[Source listing]
- - - - - - -
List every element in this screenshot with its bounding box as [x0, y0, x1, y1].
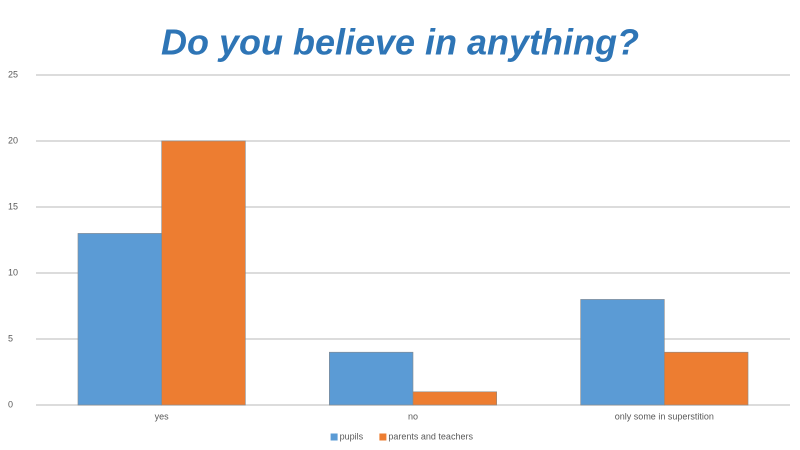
y-tick-label: 25: [8, 69, 18, 79]
legend-label: pupils: [340, 431, 364, 441]
x-tick-label: only some in superstition: [615, 411, 714, 421]
y-tick-label: 5: [8, 333, 13, 343]
bar: [412, 391, 497, 406]
x-tick-label: no: [408, 411, 418, 421]
bar: [161, 140, 246, 406]
y-tick-label: 0: [8, 399, 13, 409]
y-tick-label: 20: [8, 135, 18, 145]
x-tick-label: yes: [155, 411, 170, 421]
bar: [664, 351, 749, 406]
legend-label: parents and teachers: [388, 431, 473, 441]
legend-swatch: [330, 433, 338, 441]
y-tick-label: 10: [8, 267, 18, 277]
chart-title: Do you believe in anything?: [161, 22, 639, 63]
bar: [580, 299, 665, 406]
legend-swatch: [379, 433, 387, 441]
bar: [77, 233, 162, 406]
bar: [329, 351, 414, 406]
y-tick-label: 15: [8, 201, 18, 211]
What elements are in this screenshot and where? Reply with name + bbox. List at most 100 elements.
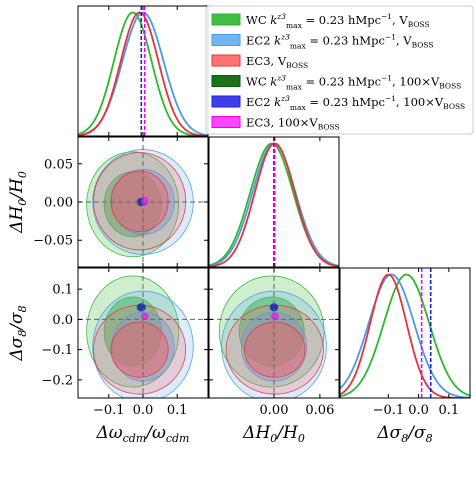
- - - - - - -
▶ [GIVEN PROBLEM]
Reproduce the entire listing above word for word, leaving out the pictures.

▶ [REPLY TO THE TASK]
List every element in this screenshot with its bounding box as [x0, y0, x1, y1].
y-tick-label: 25: [8, 69, 18, 79]
legend-label: pupils: [340, 431, 364, 441]
x-tick-label: only some in superstition: [615, 411, 714, 421]
y-tick-label: 5: [8, 333, 13, 343]
bar: [412, 391, 497, 406]
x-tick-label: no: [408, 411, 418, 421]
bar: [161, 140, 246, 406]
y-tick-label: 0: [8, 399, 13, 409]
y-tick-label: 20: [8, 135, 18, 145]
x-tick-label: yes: [155, 411, 170, 421]
bar: [664, 351, 749, 406]
legend-label: parents and teachers: [388, 431, 473, 441]
legend-swatch: [330, 433, 338, 441]
y-tick-label: 10: [8, 267, 18, 277]
chart-title: Do you believe in anything?: [161, 22, 639, 63]
bar: [580, 299, 665, 406]
legend-swatch: [379, 433, 387, 441]
bar: [77, 233, 162, 406]
bar: [329, 351, 414, 406]
y-tick-label: 15: [8, 201, 18, 211]
What elements are in this screenshot and where? Reply with name + bbox. List at most 100 elements.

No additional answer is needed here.